╭──

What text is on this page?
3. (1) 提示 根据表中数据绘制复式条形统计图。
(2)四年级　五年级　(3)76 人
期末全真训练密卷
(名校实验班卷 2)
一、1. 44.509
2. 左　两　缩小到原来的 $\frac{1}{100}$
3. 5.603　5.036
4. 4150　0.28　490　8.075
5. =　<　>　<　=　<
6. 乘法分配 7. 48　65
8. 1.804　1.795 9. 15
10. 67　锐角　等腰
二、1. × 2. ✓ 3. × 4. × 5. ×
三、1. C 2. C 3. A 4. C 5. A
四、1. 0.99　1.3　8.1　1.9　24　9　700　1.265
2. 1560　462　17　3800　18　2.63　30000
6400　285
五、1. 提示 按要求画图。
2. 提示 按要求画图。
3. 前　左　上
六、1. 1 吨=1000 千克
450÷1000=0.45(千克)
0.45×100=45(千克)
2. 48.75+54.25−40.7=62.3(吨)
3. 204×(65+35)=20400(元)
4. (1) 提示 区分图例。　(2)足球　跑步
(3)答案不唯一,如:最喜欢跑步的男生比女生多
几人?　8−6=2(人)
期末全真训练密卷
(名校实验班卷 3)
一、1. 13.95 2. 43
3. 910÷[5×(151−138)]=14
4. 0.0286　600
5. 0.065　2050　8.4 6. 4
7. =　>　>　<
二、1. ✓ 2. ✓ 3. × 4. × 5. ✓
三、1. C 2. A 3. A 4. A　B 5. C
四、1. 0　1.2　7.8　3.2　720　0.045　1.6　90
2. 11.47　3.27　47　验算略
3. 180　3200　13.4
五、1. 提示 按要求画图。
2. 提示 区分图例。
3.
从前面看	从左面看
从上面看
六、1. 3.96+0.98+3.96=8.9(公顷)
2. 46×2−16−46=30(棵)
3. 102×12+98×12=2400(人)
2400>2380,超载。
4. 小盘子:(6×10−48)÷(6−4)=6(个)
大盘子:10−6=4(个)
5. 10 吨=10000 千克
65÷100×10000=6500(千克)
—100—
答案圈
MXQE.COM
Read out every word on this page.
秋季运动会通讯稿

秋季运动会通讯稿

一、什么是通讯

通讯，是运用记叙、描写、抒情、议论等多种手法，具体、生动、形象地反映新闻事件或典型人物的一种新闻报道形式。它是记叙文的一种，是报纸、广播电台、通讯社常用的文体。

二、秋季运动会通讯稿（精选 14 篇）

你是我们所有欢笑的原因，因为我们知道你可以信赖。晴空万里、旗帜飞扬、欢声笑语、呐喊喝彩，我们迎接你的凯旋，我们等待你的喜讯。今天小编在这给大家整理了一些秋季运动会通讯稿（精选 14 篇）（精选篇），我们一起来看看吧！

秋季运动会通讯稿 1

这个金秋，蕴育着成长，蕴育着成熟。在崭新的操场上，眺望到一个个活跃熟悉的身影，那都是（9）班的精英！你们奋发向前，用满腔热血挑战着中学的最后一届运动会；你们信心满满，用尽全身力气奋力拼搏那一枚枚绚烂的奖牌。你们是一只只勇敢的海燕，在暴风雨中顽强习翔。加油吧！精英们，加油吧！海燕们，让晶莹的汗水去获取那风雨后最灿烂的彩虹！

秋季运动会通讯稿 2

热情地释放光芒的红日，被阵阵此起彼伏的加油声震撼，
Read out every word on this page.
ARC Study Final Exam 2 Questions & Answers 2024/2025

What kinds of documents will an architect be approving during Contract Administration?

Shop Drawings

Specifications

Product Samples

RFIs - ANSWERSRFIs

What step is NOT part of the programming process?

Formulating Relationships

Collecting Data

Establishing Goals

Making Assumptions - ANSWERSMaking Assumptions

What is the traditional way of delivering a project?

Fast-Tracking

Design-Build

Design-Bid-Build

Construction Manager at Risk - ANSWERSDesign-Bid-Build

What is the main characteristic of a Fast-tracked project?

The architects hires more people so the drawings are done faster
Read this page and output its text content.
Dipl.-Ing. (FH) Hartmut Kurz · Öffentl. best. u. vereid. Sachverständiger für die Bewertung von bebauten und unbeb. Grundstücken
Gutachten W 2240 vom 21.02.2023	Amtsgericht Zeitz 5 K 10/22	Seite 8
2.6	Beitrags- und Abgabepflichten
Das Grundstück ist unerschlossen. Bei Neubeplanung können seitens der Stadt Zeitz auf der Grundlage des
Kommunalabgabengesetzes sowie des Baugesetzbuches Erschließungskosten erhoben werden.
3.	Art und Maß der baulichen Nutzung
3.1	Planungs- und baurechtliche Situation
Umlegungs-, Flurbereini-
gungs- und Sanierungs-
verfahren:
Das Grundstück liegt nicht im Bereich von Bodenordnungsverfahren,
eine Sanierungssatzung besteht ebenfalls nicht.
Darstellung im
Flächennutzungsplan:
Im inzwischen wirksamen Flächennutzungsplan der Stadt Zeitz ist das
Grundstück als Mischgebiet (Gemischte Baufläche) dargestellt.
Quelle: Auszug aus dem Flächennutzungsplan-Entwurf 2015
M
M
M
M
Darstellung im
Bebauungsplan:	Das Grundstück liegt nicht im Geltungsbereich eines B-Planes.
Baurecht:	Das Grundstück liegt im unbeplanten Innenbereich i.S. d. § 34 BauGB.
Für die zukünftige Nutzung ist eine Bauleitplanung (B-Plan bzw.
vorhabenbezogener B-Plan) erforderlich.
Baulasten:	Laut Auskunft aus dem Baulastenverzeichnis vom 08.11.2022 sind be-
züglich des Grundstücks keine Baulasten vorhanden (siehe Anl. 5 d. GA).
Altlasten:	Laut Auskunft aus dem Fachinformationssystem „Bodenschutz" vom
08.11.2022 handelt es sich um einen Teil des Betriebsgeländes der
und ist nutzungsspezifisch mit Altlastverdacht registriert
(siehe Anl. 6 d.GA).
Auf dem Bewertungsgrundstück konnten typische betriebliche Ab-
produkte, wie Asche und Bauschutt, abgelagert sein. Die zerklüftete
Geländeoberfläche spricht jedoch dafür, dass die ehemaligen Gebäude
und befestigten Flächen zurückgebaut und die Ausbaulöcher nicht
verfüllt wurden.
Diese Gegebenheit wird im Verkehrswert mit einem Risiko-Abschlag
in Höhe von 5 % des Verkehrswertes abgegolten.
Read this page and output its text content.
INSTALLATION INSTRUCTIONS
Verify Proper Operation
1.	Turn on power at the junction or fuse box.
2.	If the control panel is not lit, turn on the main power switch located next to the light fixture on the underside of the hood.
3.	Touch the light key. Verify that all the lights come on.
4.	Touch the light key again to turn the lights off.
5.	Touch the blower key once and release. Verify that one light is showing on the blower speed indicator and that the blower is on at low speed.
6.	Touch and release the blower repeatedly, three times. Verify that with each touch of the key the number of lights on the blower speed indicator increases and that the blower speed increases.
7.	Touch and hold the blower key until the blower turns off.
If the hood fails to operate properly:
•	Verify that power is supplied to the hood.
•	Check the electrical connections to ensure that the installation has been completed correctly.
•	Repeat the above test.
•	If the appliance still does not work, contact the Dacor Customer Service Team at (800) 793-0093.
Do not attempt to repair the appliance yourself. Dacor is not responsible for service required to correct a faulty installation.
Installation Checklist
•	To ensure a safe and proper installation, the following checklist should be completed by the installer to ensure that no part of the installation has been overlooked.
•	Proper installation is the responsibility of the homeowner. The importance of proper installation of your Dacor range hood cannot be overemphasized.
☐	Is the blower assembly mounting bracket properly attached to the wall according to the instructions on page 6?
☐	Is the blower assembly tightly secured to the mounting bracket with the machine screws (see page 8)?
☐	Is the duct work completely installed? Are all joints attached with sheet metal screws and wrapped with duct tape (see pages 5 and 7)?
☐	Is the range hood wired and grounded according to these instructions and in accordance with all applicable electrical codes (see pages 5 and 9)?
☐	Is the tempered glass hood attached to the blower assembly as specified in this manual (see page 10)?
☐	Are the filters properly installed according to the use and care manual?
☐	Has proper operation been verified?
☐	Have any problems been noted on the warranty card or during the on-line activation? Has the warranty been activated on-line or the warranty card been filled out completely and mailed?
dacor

╰──

## Given request:
Pull every line containing "Verify" from the data.

## Exercise solution:
Verify Proper Operation
3.	Touch the light key. Verify that all the lights come on.
5.	Touch the blower key once and release. Verify that one light is showing on the blower speed indicator and that the blower is on at low speed.
6.	Touch and release the blower repeatedly, three times. Verify that with each touch of the key the number of lights on the blower speed indicator increases and that the blower speed increases.
•	Verify that power is supplied to the hood.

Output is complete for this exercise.